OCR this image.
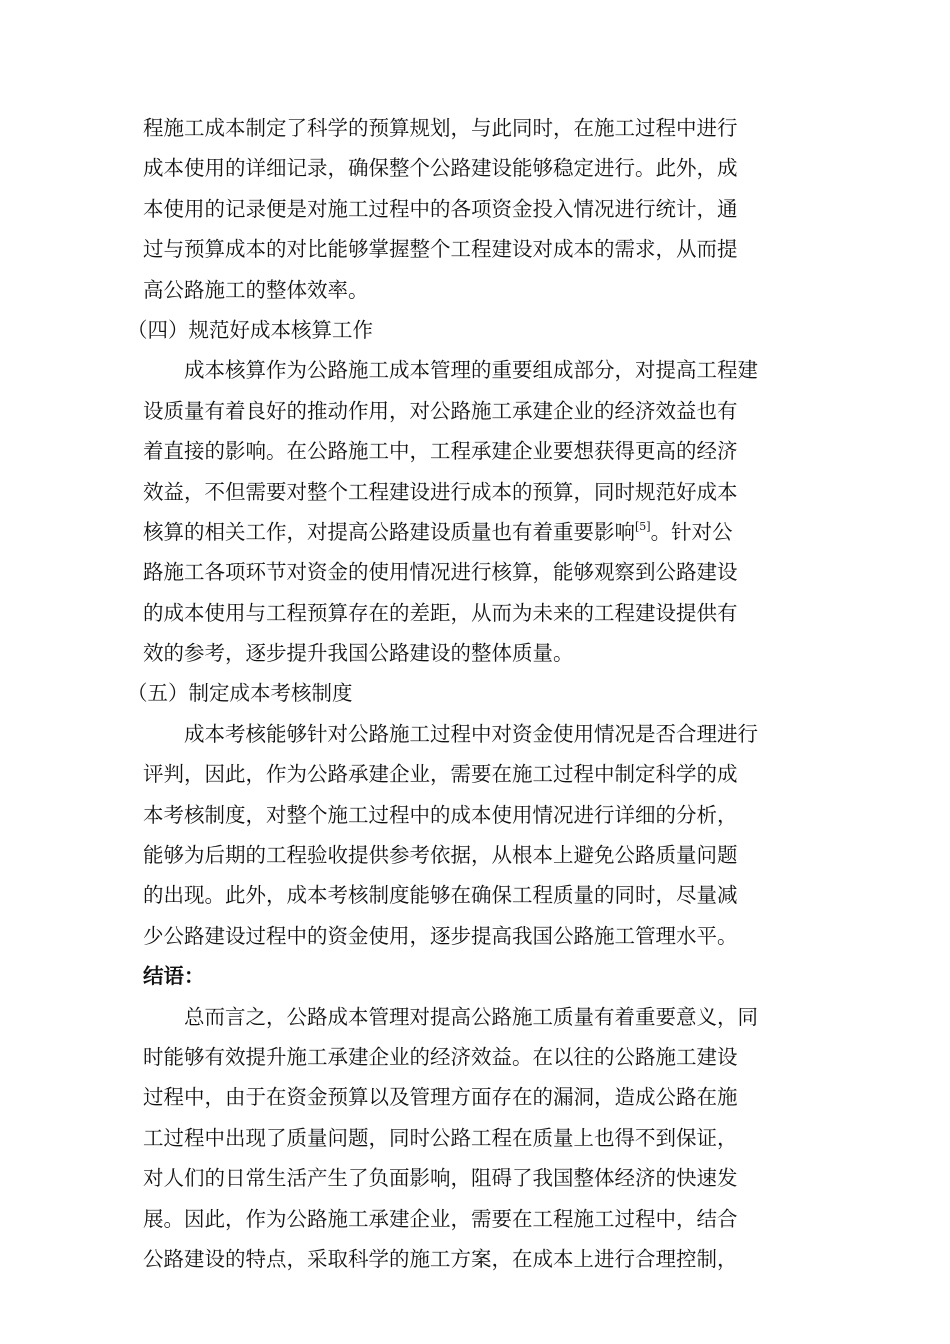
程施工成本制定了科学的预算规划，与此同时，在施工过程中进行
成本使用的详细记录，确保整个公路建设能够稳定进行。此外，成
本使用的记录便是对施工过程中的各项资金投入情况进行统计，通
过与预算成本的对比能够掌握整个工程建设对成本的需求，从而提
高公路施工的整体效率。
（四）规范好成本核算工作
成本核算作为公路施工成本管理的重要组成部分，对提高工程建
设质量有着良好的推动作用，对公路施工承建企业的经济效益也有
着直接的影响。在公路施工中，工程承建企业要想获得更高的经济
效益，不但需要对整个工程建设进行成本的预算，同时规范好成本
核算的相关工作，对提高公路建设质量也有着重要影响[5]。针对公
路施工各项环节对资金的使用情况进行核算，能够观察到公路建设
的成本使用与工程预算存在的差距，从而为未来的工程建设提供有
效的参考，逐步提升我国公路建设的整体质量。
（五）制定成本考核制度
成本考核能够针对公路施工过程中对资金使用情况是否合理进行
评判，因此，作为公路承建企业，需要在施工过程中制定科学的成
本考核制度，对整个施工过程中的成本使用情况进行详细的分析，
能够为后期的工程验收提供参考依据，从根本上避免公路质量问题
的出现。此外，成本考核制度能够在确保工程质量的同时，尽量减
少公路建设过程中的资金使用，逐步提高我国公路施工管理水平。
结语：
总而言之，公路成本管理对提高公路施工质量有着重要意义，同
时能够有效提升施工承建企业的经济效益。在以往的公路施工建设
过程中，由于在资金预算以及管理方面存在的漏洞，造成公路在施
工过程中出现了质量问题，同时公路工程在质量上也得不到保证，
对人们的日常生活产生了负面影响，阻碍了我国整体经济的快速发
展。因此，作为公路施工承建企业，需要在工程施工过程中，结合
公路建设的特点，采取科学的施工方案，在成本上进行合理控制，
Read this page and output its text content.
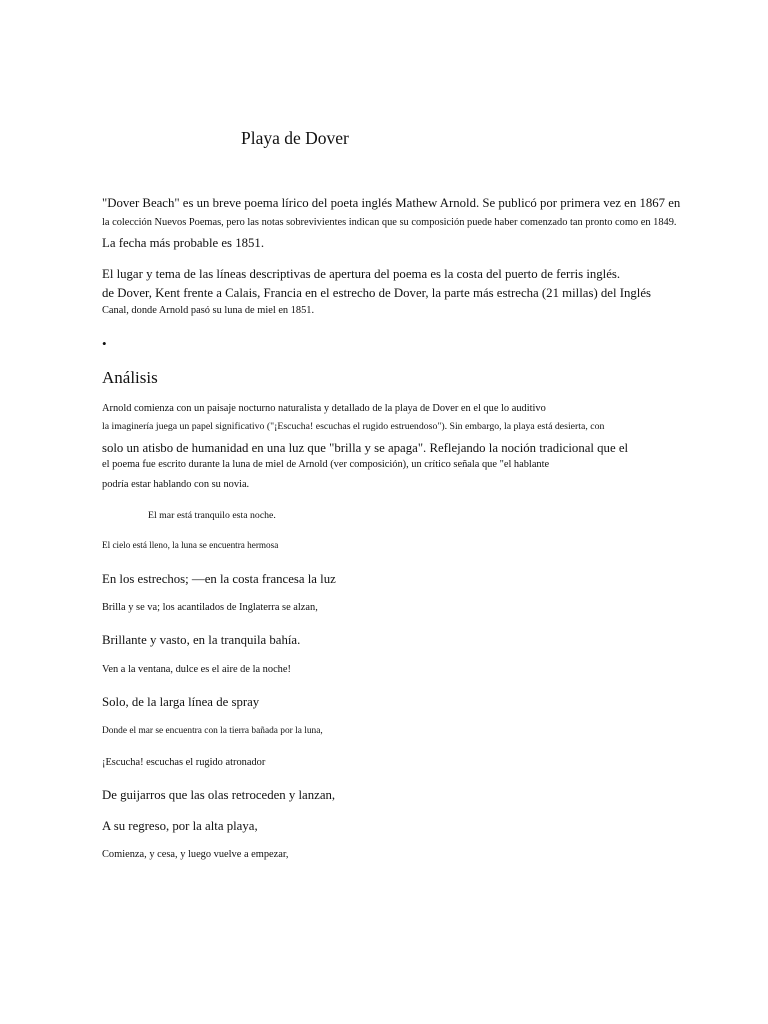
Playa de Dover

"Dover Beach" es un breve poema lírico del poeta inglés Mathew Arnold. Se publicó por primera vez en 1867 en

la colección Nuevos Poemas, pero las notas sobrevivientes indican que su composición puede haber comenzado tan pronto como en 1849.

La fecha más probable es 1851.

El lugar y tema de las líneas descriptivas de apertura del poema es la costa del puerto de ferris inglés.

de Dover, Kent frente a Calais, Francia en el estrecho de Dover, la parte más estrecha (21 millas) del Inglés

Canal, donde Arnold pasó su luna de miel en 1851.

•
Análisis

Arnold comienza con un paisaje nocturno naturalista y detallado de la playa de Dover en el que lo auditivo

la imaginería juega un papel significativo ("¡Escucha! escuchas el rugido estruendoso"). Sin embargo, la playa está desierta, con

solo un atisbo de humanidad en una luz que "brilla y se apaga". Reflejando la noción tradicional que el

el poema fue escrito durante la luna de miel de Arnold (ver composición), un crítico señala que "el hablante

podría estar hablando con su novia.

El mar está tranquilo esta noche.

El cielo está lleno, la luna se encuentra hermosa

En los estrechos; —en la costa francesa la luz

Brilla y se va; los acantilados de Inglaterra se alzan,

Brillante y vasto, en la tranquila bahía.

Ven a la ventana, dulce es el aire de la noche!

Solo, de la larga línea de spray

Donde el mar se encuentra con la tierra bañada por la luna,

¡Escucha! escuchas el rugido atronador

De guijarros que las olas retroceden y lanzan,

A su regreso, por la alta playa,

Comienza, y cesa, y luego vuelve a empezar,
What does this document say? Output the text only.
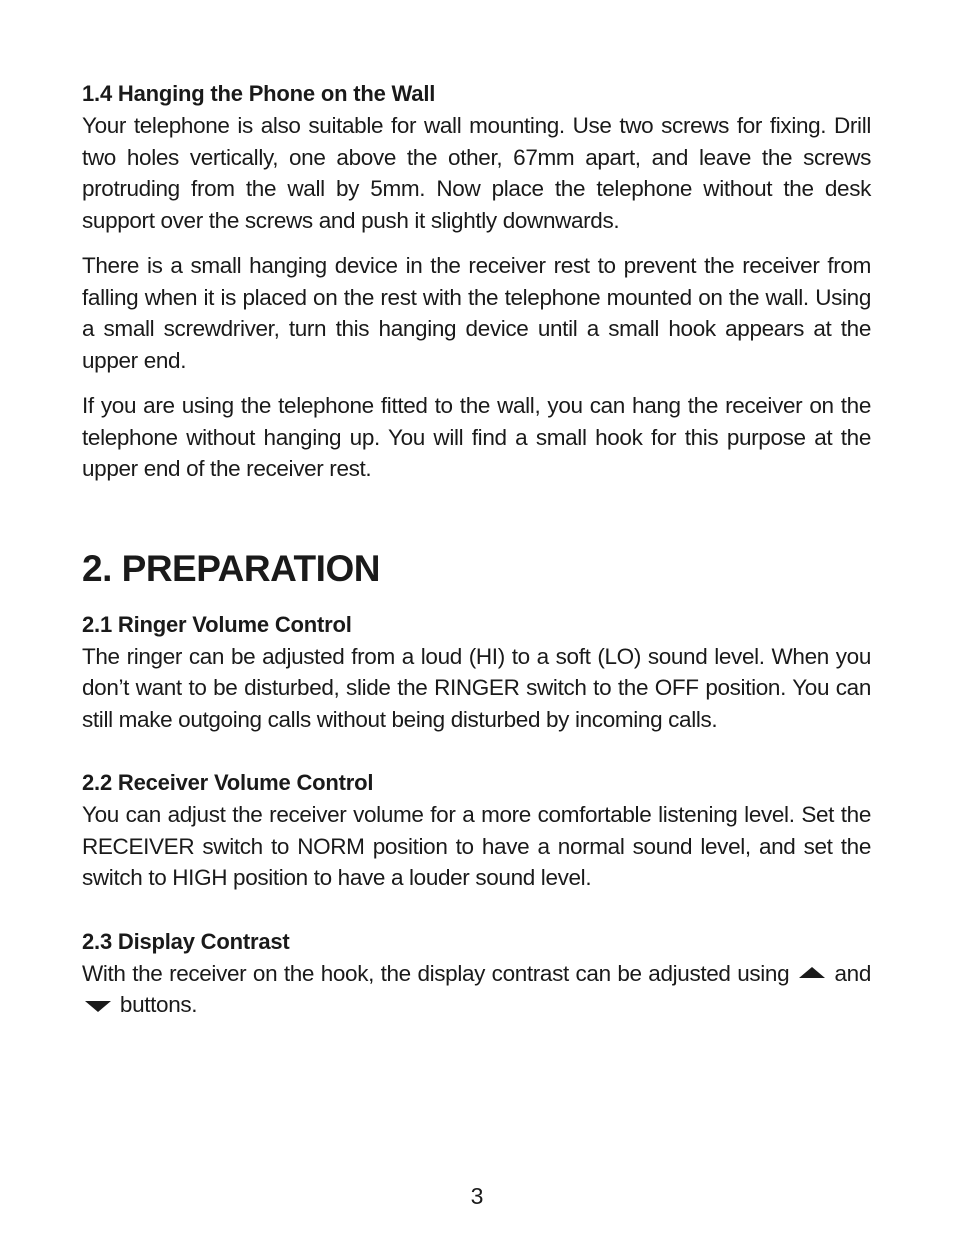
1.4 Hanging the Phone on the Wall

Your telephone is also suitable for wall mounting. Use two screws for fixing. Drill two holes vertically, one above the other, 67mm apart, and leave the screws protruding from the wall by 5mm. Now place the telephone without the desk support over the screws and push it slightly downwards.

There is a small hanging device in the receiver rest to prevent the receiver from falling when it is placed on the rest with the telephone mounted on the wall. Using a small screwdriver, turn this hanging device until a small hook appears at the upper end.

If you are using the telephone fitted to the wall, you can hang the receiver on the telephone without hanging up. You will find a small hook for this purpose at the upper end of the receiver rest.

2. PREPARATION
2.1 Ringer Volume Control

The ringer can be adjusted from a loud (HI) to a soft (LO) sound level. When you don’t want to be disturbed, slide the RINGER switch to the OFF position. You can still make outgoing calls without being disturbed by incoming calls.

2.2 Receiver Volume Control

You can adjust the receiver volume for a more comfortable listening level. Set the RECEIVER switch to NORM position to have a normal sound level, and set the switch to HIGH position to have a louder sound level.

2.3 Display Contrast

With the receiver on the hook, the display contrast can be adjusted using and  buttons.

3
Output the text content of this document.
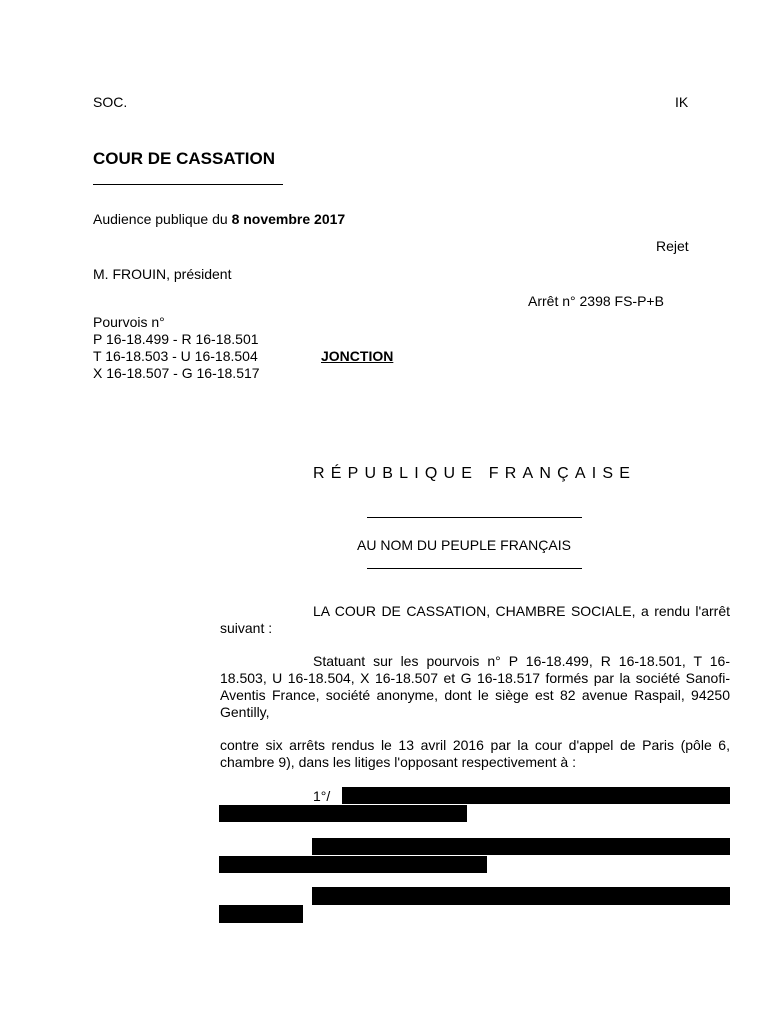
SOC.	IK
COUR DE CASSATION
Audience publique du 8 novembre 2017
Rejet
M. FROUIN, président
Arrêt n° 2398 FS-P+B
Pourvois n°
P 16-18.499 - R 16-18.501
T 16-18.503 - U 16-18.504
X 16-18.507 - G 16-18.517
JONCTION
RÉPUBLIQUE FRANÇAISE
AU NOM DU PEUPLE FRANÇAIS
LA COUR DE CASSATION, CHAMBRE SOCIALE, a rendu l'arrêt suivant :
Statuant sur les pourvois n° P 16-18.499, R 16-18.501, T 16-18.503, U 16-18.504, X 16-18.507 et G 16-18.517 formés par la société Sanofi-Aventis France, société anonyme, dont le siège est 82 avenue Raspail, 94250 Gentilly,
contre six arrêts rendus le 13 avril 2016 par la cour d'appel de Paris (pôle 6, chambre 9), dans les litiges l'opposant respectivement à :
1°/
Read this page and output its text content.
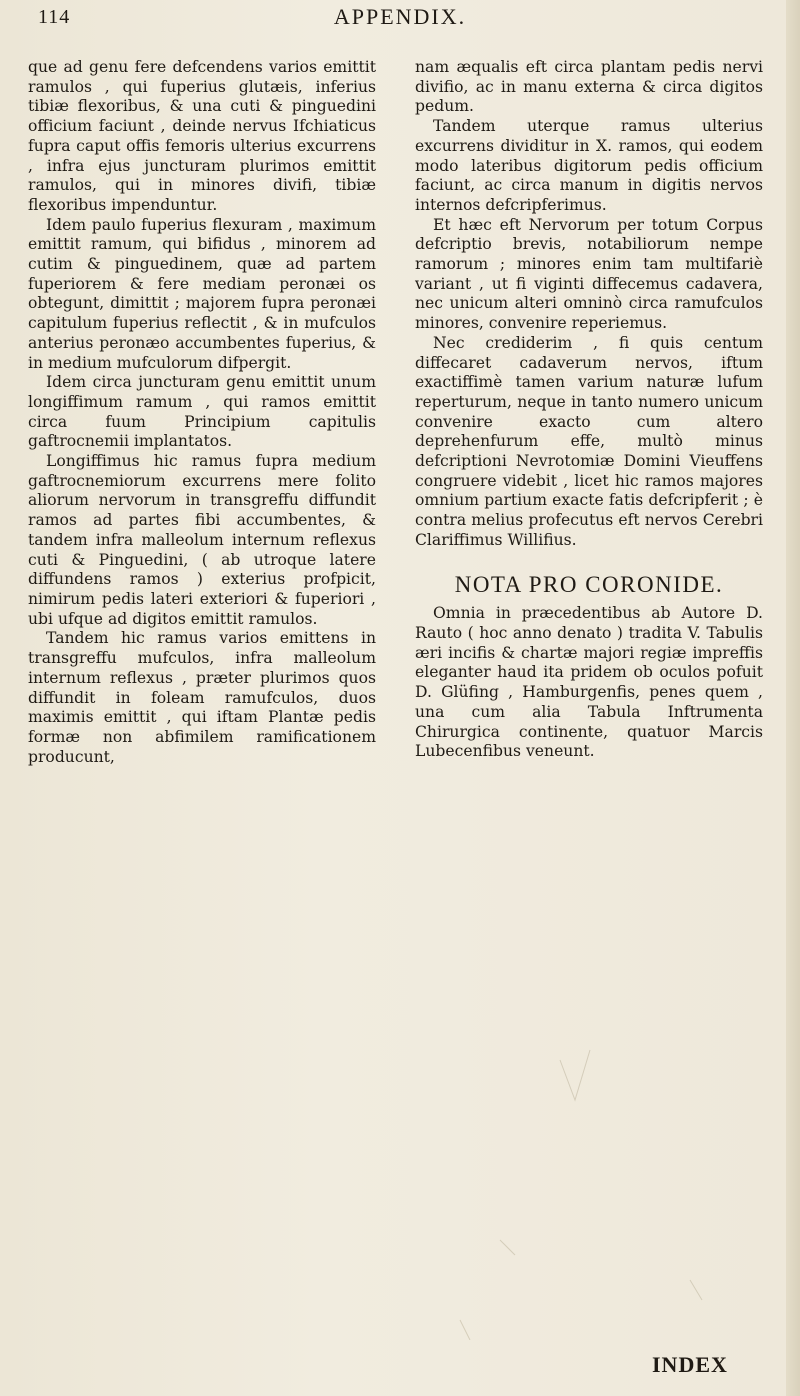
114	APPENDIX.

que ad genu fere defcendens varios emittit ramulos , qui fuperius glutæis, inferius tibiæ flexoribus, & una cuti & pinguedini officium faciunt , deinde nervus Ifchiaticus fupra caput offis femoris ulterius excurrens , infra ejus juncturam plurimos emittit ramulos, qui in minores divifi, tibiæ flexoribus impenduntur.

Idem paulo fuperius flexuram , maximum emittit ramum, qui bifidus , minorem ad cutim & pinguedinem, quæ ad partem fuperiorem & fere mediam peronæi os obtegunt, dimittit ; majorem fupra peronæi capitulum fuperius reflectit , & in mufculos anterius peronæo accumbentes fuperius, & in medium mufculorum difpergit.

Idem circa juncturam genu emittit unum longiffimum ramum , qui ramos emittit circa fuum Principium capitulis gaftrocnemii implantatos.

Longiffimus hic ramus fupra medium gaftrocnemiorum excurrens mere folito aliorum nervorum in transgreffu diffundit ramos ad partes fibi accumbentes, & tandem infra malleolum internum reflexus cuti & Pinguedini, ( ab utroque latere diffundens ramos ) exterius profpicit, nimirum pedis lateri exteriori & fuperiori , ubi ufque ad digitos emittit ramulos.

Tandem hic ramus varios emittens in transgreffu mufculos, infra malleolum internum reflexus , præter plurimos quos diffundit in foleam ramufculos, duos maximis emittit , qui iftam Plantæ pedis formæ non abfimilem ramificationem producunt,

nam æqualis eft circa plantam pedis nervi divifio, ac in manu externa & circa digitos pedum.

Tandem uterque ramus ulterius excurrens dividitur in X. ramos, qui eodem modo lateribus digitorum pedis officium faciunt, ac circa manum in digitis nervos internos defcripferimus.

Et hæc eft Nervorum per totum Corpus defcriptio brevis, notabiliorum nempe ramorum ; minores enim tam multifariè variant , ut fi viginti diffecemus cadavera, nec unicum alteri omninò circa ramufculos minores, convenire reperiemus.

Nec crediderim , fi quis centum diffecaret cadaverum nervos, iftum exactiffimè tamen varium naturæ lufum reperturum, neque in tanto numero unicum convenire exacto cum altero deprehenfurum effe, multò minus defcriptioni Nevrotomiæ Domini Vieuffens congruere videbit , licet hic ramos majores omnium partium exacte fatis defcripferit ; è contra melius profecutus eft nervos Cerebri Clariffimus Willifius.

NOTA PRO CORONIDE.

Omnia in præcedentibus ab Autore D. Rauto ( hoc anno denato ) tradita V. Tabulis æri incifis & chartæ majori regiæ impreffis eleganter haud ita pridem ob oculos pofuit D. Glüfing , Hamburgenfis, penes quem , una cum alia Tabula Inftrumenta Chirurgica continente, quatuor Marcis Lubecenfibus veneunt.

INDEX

● ● ● ● ●

• [GIVEN PROBLEM]:
Read the entries and select each line where the word "varios" is found.

• [OUTPUT BELOW]:
que ad genu fere defcendens varios emittit ramulos , qui fuperius glutæis, inferius tibiæ flexoribus, & una cuti & pinguedini officium faciunt , deinde nervus Ifchiaticus fupra caput offis femoris ulterius excurrens , infra ejus juncturam plurimos emittit ramulos, qui in minores divifi, tibiæ flexoribus impenduntur.
Tandem hic ramus varios emittens in transgreffu mufculos, infra malleolum internum reflexus , præter plurimos quos diffundit in foleam ramufculos, duos maximis emittit , qui iftam Plantæ pedis formæ non abfimilem ramificationem producunt,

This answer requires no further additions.